- _Given problem_: Give only the count of lines containing "Tails".

## Begin Extracted data

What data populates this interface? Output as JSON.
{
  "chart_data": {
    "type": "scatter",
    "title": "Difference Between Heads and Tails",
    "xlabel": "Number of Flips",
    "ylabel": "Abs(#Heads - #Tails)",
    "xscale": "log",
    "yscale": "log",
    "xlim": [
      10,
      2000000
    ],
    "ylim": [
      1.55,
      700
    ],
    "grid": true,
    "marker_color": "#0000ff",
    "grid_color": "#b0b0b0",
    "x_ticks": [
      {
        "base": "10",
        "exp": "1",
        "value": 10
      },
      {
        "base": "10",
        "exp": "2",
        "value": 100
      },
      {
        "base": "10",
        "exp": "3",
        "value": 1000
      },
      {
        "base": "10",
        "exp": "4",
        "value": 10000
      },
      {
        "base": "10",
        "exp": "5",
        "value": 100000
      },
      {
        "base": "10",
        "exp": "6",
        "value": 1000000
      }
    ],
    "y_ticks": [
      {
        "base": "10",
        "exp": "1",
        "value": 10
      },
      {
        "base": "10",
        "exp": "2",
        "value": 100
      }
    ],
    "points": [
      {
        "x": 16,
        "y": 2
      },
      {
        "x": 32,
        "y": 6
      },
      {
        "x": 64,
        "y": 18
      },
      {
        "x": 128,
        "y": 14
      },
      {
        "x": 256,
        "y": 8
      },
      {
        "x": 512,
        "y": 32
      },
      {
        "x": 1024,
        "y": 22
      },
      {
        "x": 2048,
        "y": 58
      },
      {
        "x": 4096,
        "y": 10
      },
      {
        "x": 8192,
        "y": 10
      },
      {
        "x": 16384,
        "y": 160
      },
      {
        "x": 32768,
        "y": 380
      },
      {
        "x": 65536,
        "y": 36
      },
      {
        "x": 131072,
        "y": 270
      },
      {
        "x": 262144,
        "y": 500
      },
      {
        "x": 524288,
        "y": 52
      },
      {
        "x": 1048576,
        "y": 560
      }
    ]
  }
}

## End Extracted data

- _Answer to this exercise_: 2